§ **REQUIREMENTS**
Could you copy every line from the material below in which "information" appears?

(Dataset items)
============================================================

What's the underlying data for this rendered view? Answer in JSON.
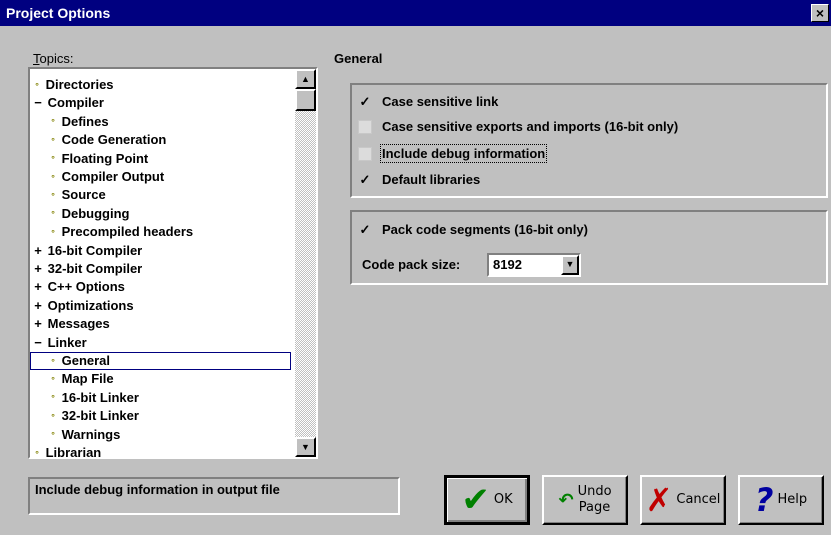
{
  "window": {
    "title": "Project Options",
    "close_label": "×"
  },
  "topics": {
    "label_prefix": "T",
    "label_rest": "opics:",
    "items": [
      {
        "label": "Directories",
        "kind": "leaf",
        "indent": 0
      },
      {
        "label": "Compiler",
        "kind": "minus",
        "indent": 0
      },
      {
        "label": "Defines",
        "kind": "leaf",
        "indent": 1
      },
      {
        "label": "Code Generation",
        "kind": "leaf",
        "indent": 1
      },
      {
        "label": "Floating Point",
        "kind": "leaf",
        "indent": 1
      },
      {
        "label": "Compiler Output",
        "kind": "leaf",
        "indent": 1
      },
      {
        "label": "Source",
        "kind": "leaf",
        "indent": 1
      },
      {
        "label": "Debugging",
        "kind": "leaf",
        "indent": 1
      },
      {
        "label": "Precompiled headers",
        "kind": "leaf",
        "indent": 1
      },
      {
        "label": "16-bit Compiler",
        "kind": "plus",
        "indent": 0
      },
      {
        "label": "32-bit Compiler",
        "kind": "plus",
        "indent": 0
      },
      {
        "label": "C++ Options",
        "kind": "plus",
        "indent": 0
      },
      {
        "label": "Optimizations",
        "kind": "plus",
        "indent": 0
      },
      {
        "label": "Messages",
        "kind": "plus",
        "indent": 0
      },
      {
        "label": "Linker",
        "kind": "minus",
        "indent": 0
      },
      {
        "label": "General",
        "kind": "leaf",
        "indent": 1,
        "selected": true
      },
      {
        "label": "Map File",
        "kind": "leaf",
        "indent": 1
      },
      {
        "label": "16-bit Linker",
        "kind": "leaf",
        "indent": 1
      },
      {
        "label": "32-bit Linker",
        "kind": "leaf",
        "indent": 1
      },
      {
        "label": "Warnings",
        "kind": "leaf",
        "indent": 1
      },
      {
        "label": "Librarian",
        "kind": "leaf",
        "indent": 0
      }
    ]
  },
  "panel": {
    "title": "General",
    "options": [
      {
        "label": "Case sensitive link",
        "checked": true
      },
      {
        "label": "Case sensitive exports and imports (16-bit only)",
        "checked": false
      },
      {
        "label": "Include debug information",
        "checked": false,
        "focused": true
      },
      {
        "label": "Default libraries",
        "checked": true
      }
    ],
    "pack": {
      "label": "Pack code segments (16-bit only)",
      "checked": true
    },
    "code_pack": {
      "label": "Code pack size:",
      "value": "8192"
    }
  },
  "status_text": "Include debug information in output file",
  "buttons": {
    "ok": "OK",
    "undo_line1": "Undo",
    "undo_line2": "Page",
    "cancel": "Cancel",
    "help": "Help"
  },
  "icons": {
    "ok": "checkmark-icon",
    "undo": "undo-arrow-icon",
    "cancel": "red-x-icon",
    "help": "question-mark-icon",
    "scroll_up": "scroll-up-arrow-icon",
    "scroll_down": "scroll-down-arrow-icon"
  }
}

============================================================

§ **FULL RESPONSE**
        "label": "Include debug information",
  "status_text": "Include debug information in output file",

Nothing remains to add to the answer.